__Material supplied__.
* Start *

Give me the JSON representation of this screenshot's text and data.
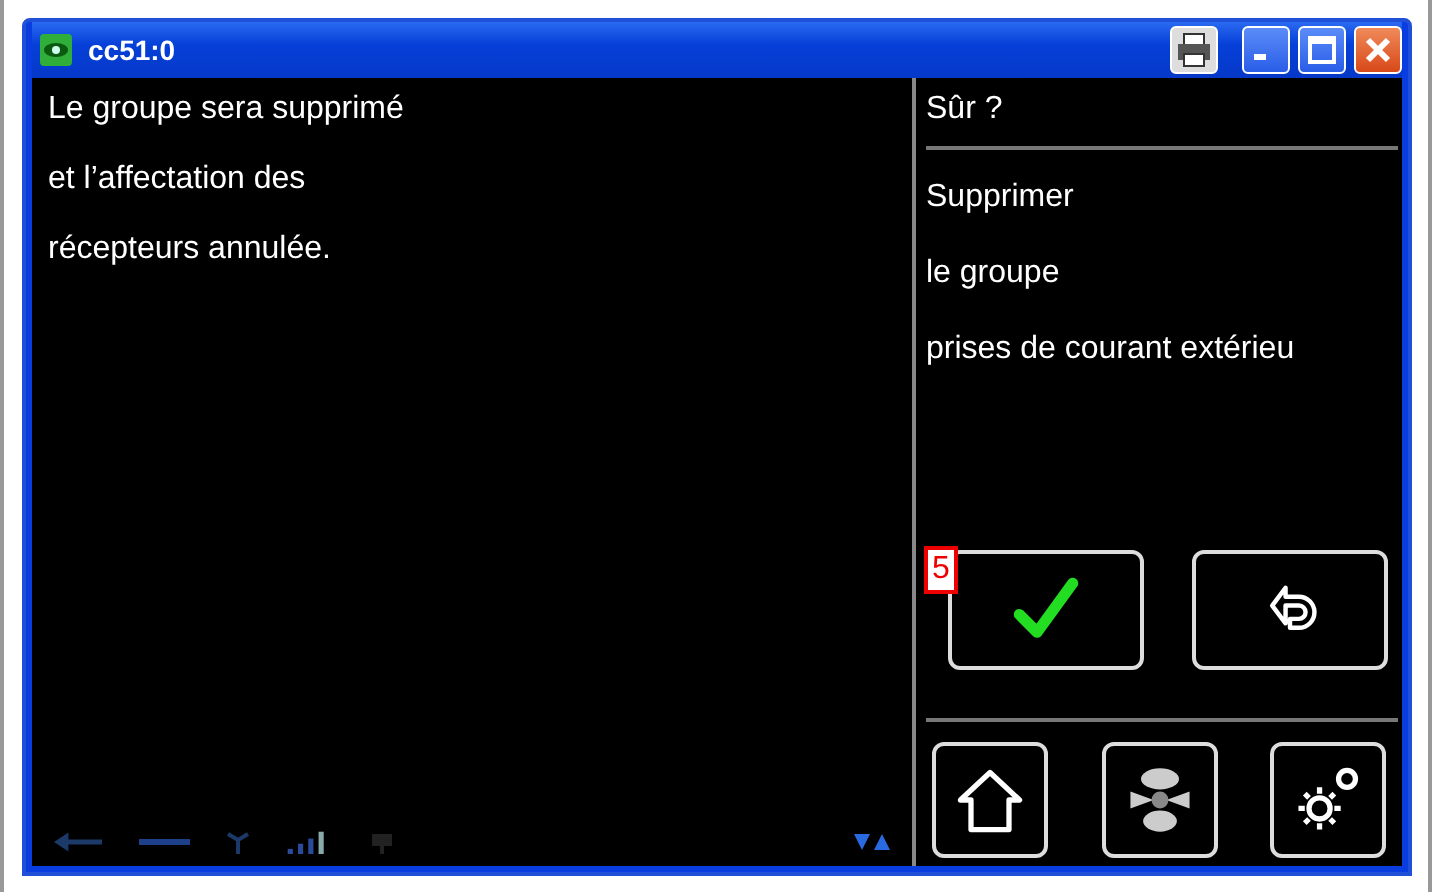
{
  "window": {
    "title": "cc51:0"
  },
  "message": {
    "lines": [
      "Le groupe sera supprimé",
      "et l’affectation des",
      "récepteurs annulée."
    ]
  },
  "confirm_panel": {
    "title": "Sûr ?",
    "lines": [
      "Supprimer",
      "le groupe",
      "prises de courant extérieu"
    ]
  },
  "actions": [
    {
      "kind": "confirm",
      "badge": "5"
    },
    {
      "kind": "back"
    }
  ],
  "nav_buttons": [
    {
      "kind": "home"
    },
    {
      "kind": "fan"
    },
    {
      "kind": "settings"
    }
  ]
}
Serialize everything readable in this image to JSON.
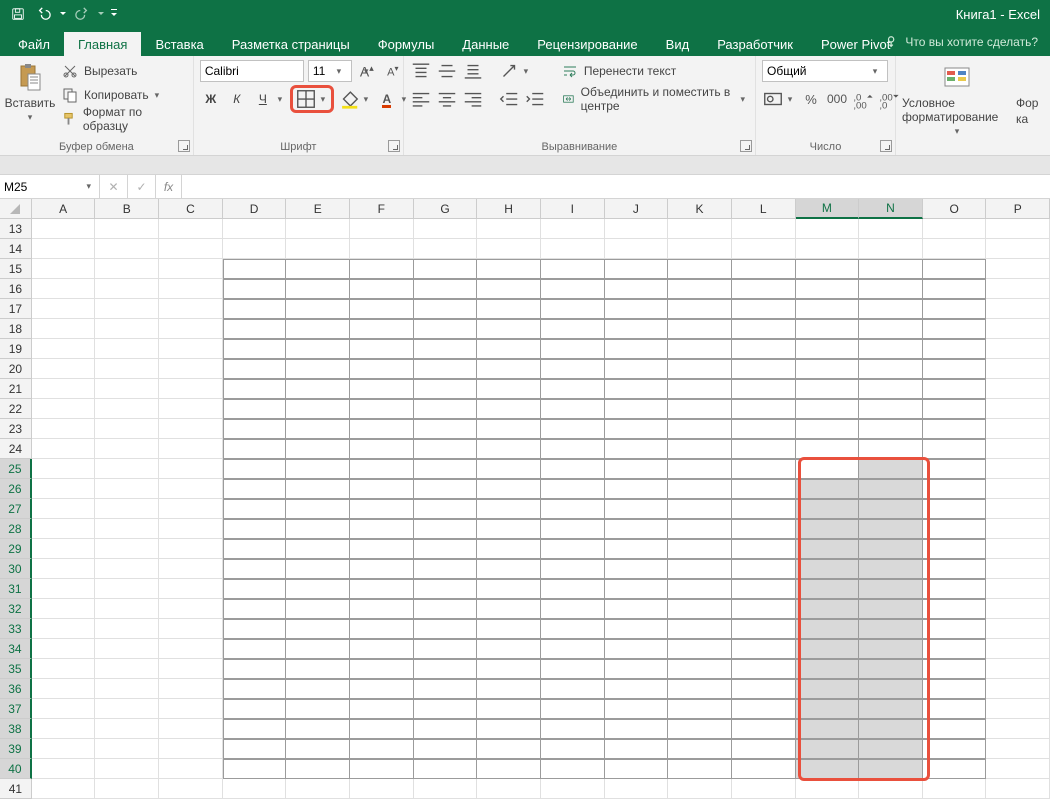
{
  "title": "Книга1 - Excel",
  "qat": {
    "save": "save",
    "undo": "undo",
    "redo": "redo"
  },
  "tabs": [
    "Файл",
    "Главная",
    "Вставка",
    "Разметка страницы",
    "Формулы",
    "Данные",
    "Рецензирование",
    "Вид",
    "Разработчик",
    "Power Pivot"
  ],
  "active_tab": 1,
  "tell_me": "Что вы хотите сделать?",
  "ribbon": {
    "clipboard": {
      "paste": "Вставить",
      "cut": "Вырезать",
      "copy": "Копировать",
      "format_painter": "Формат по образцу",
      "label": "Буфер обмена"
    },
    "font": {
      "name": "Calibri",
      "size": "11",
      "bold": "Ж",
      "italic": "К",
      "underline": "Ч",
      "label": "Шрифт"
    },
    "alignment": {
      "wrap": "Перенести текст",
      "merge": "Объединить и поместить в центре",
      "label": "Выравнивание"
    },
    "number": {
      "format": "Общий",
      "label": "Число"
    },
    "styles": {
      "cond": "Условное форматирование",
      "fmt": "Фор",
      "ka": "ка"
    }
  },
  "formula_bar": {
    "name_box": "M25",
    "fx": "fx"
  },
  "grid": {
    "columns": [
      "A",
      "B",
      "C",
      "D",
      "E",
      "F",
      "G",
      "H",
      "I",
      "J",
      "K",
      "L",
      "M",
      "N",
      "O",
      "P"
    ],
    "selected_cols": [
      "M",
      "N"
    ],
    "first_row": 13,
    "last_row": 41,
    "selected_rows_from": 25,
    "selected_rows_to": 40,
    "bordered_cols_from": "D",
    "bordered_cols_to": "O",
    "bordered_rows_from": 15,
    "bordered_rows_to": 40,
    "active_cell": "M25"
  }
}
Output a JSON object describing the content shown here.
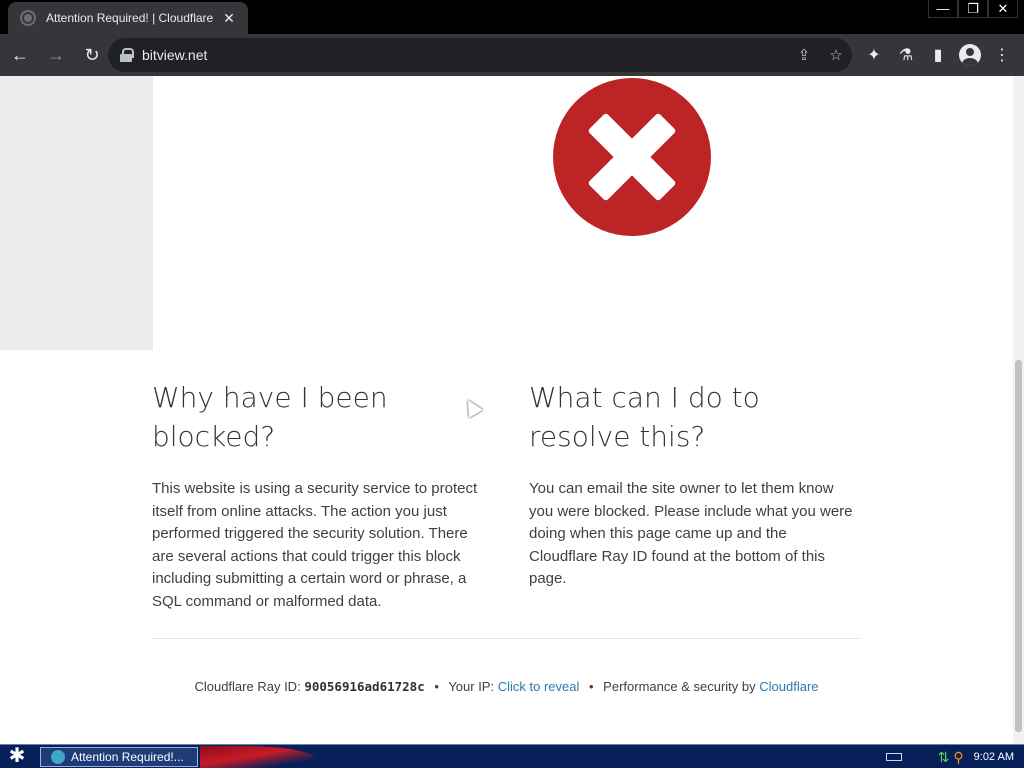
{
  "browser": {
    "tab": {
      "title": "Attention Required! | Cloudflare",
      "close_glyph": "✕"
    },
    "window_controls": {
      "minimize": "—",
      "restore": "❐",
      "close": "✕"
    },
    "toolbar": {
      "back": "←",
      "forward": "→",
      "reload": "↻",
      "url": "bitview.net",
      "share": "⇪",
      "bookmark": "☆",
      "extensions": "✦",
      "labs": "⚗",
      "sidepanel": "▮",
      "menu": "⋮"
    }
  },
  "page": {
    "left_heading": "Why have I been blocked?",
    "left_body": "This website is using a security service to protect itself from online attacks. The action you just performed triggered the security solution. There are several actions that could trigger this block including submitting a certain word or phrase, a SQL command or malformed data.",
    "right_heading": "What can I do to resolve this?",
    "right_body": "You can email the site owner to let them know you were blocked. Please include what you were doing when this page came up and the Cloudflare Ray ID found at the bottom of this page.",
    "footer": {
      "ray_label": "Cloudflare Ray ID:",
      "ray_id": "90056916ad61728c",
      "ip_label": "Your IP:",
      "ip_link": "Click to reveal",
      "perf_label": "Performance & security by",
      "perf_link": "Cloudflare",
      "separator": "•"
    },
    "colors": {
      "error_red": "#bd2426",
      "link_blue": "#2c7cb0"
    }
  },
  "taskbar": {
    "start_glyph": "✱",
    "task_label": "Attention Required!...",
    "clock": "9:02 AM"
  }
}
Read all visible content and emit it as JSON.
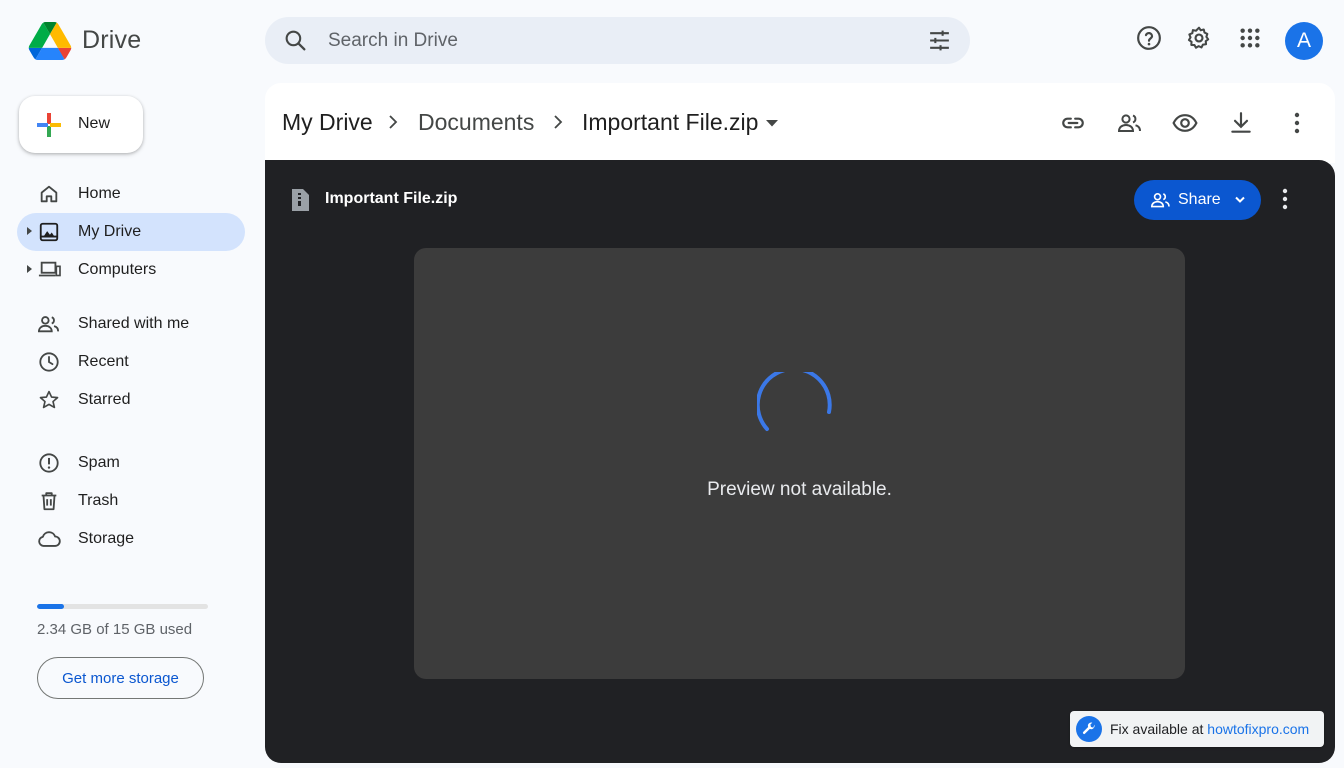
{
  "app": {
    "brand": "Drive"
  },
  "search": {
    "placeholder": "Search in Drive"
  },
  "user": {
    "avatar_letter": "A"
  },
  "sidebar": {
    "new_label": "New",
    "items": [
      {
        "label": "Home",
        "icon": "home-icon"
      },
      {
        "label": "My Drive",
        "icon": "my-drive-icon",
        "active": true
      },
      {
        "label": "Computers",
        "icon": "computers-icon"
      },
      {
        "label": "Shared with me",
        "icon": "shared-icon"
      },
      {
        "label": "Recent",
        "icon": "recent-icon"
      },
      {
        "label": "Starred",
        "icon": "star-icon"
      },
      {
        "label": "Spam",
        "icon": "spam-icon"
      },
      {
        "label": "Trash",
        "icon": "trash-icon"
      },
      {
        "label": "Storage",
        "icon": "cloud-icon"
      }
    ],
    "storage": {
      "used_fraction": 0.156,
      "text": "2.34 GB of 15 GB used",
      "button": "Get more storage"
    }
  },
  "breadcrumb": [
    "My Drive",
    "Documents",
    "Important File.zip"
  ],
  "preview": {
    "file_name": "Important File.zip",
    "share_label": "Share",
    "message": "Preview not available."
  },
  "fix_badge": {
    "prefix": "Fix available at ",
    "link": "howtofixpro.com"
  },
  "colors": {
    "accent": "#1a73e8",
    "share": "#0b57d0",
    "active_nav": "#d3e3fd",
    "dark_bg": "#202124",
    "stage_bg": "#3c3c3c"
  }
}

* End *

__Problem requirements__. Pictures in the data above should not be copied; transcribe everything else exactly.

__Task solution__.
Give me the JSON representation of this screenshot's text and data.
{
  "window": {
    "title": "cc51:0"
  },
  "message": {
    "lines": [
      "Le groupe sera supprimé",
      "et l’affectation des",
      "récepteurs annulée."
    ]
  },
  "confirm_panel": {
    "title": "Sûr ?",
    "lines": [
      "Supprimer",
      "le groupe",
      "prises de courant extérieu"
    ]
  },
  "actions": [
    {
      "kind": "confirm",
      "badge": "5"
    },
    {
      "kind": "back"
    }
  ],
  "nav_buttons": [
    {
      "kind": "home"
    },
    {
      "kind": "fan"
    },
    {
      "kind": "settings"
    }
  ]
}
Serialize everything readable in this image to JSON.
{
  "title": "Книга1 - Excel",
  "qat": {
    "save": "save",
    "undo": "undo",
    "redo": "redo"
  },
  "tabs": [
    "Файл",
    "Главная",
    "Вставка",
    "Разметка страницы",
    "Формулы",
    "Данные",
    "Рецензирование",
    "Вид",
    "Разработчик",
    "Power Pivot"
  ],
  "active_tab": 1,
  "tell_me": "Что вы хотите сделать?",
  "ribbon": {
    "clipboard": {
      "paste": "Вставить",
      "cut": "Вырезать",
      "copy": "Копировать",
      "format_painter": "Формат по образцу",
      "label": "Буфер обмена"
    },
    "font": {
      "name": "Calibri",
      "size": "11",
      "bold": "Ж",
      "italic": "К",
      "underline": "Ч",
      "label": "Шрифт"
    },
    "alignment": {
      "wrap": "Перенести текст",
      "merge": "Объединить и поместить в центре",
      "label": "Выравнивание"
    },
    "number": {
      "format": "Общий",
      "label": "Число"
    },
    "styles": {
      "cond": "Условное форматирование",
      "fmt": "Фор",
      "ka": "ка"
    }
  },
  "formula_bar": {
    "name_box": "M25",
    "fx": "fx"
  },
  "grid": {
    "columns": [
      "A",
      "B",
      "C",
      "D",
      "E",
      "F",
      "G",
      "H",
      "I",
      "J",
      "K",
      "L",
      "M",
      "N",
      "O",
      "P"
    ],
    "selected_cols": [
      "M",
      "N"
    ],
    "first_row": 13,
    "last_row": 41,
    "selected_rows_from": 25,
    "selected_rows_to": 40,
    "bordered_cols_from": "D",
    "bordered_cols_to": "O",
    "bordered_rows_from": 15,
    "bordered_rows_to": 40,
    "active_cell": "M25"
  }
}
Output a JSON object describing the content shown here.
{
  "browser": {
    "tab": {
      "title": "Attention Required! | Cloudflare",
      "close_glyph": "✕"
    },
    "window_controls": {
      "minimize": "—",
      "restore": "❐",
      "close": "✕"
    },
    "toolbar": {
      "back": "←",
      "forward": "→",
      "reload": "↻",
      "url": "bitview.net",
      "share": "⇪",
      "bookmark": "☆",
      "extensions": "✦",
      "labs": "⚗",
      "sidepanel": "▮",
      "menu": "⋮"
    }
  },
  "page": {
    "left_heading": "Why have I been blocked?",
    "left_body": "This website is using a security service to protect itself from online attacks. The action you just performed triggered the security solution. There are several actions that could trigger this block including submitting a certain word or phrase, a SQL command or malformed data.",
    "right_heading": "What can I do to resolve this?",
    "right_body": "You can email the site owner to let them know you were blocked. Please include what you were doing when this page came up and the Cloudflare Ray ID found at the bottom of this page.",
    "footer": {
      "ray_label": "Cloudflare Ray ID:",
      "ray_id": "90056916ad61728c",
      "ip_label": "Your IP:",
      "ip_link": "Click to reveal",
      "perf_label": "Performance & security by",
      "perf_link": "Cloudflare",
      "separator": "•"
    },
    "colors": {
      "error_red": "#bd2426",
      "link_blue": "#2c7cb0"
    }
  },
  "taskbar": {
    "start_glyph": "✱",
    "task_label": "Attention Required!...",
    "clock": "9:02 AM"
  }
}
Read all visible content and emit it as JSON.
{
  "app": {
    "brand": "Drive"
  },
  "search": {
    "placeholder": "Search in Drive"
  },
  "user": {
    "avatar_letter": "A"
  },
  "sidebar": {
    "new_label": "New",
    "items": [
      {
        "label": "Home",
        "icon": "home-icon"
      },
      {
        "label": "My Drive",
        "icon": "my-drive-icon",
        "active": true
      },
      {
        "label": "Computers",
        "icon": "computers-icon"
      },
      {
        "label": "Shared with me",
        "icon": "shared-icon"
      },
      {
        "label": "Recent",
        "icon": "recent-icon"
      },
      {
        "label": "Starred",
        "icon": "star-icon"
      },
      {
        "label": "Spam",
        "icon": "spam-icon"
      },
      {
        "label": "Trash",
        "icon": "trash-icon"
      },
      {
        "label": "Storage",
        "icon": "cloud-icon"
      }
    ],
    "storage": {
      "used_fraction": 0.156,
      "text": "2.34 GB of 15 GB used",
      "button": "Get more storage"
    }
  },
  "breadcrumb": [
    "My Drive",
    "Documents",
    "Important File.zip"
  ],
  "preview": {
    "file_name": "Important File.zip",
    "share_label": "Share",
    "message": "Preview not available."
  },
  "fix_badge": {
    "prefix": "Fix available at ",
    "link": "howtofixpro.com"
  },
  "colors": {
    "accent": "#1a73e8",
    "share": "#0b57d0",
    "active_nav": "#d3e3fd",
    "dark_bg": "#202124",
    "stage_bg": "#3c3c3c"
  }
}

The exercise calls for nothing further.